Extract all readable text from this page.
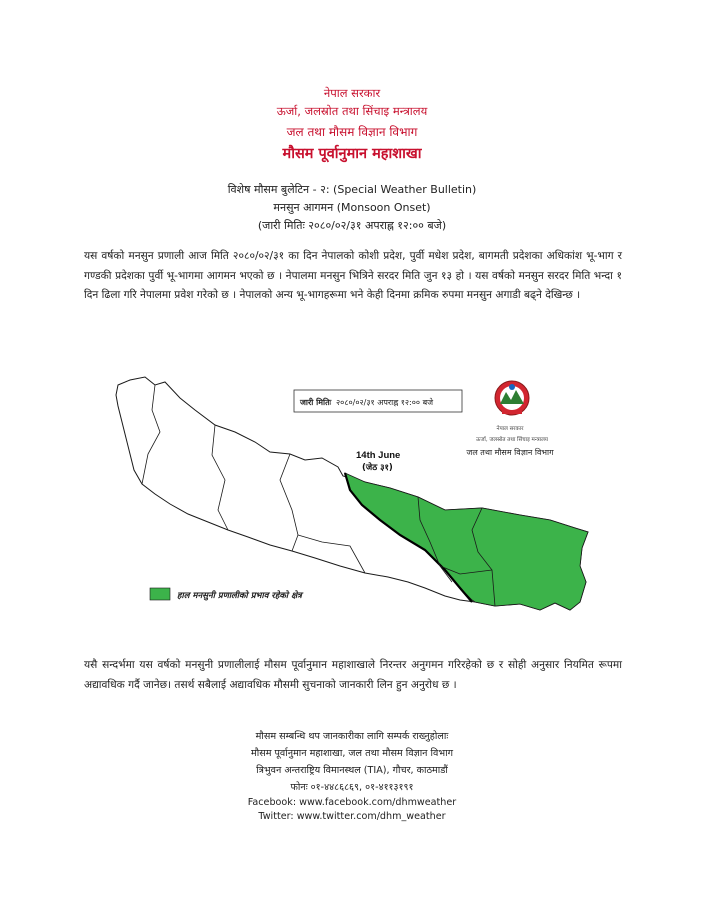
नेपाल सरकार
ऊर्जा, जलस्रोत तथा सिंचाइ मन्त्रालय
जल तथा मौसम विज्ञान विभाग
मौसम पूर्वानुमान महाशाखा
विशेष मौसम बुलेटिन - २: (Special Weather Bulletin)
मनसुन आगमन (Monsoon Onset)
(जारी मितिः २०८०/०२/३१ अपराह्न १२:०० बजे)

यस वर्षको मनसुन प्रणाली आज मिति २०८०/०२/३१ का दिन नेपालको कोशी प्रदेश, पुर्वी मधेश प्रदेश, बागमती प्रदेशका अधिकांश भू-भाग र गण्डकी प्रदेशका पुर्वी भू-भागमा आगमन भएको छ । नेपालमा मनसुन भित्रिने सरदर मिति जुन १३ हो । यस वर्षको मनसुन सरदर मिति भन्दा १ दिन ढिला गरि नेपालमा प्रवेश गरेको छ । नेपालको अन्य भू-भागहरूमा भने केही दिनमा क्रमिक रुपमा मनसुन अगाडी बढ्ने देखिन्छ ।

जारी मितिः २०८०/०२/३१ अपराह्न १२:०० बजे
14th June
(जेठ ३१)
नेपाल सरकार
ऊर्जा, जलस्रोत तथा सिंचाइ मन्त्रालय
जल तथा मौसम विज्ञान विभाग
हाल मनसुनी प्रणालीको प्रभाव रहेको क्षेत्र

यसै सन्दर्भमा यस वर्षको मनसुनी प्रणालीलाई मौसम पूर्वानुमान महाशाखाले निरन्तर अनुगमन गरिरहेको छ र सोही अनुसार नियमित रूपमा अद्यावधिक गर्दै जानेछ। तसर्थ सबैलाई अद्यावधिक मौसमी सुचनाको जानकारी लिन हुन अनुरोध छ ।

मौसम सम्बन्धि थप जानकारीका लागि सम्पर्क राख्नुहोलाः
मौसम पूर्वानुमान महाशाखा, जल तथा मौसम विज्ञान विभाग
त्रिभुवन अन्तराष्ट्रिय विमानस्थल (TIA), गौचर, काठमाडौं
फोनः ०१-४४८६८६९, ०१-४११३१९१
Facebook: www.facebook.com/dhmweather
Twitter: www.twitter.com/dhm_weather
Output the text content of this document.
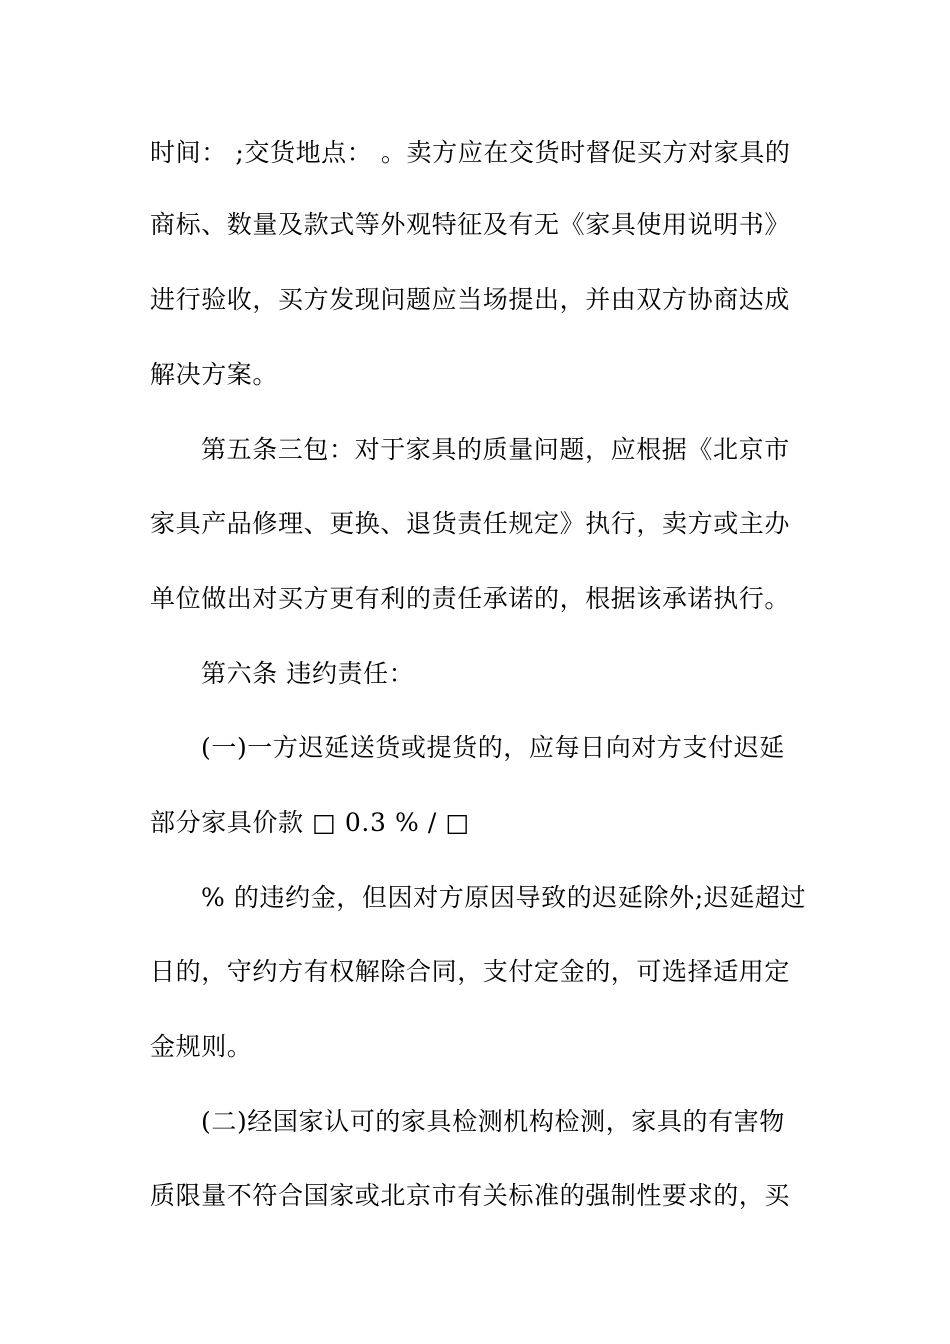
时间： ;交货地点： 。卖方应在交货时督促买方对家具的
商标、数量及款式等外观特征及有无《家具使用说明书》
进行验收，买方发现问题应当场提出，并由双方协商达成
解决方案。
第五条三包：对于家具的质量问题，应根据《北京市
家具产品修理、更换、退货责任规定》执行，卖方或主办
单位做出对买方更有利的责任承诺的，根据该承诺执行。
第六条 违约责任：
(一)一方迟延送货或提货的，应每日向对方支付迟延
部分家具价款 □ 0.3 % / □
% 的违约金，但因对方原因导致的迟延除外;迟延超过
日的，守约方有权解除合同，支付定金的，可选择适用定
金规则。
(二)经国家认可的家具检测机构检测，家具的有害物
质限量不符合国家或北京市有关标准的强制性要求的，买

**BRIEF:** Which lines of the data above contain "text"? Copy each one.

**ANSWER IN FULL:**
Extract all readable text from this page.
Output the text content of this document.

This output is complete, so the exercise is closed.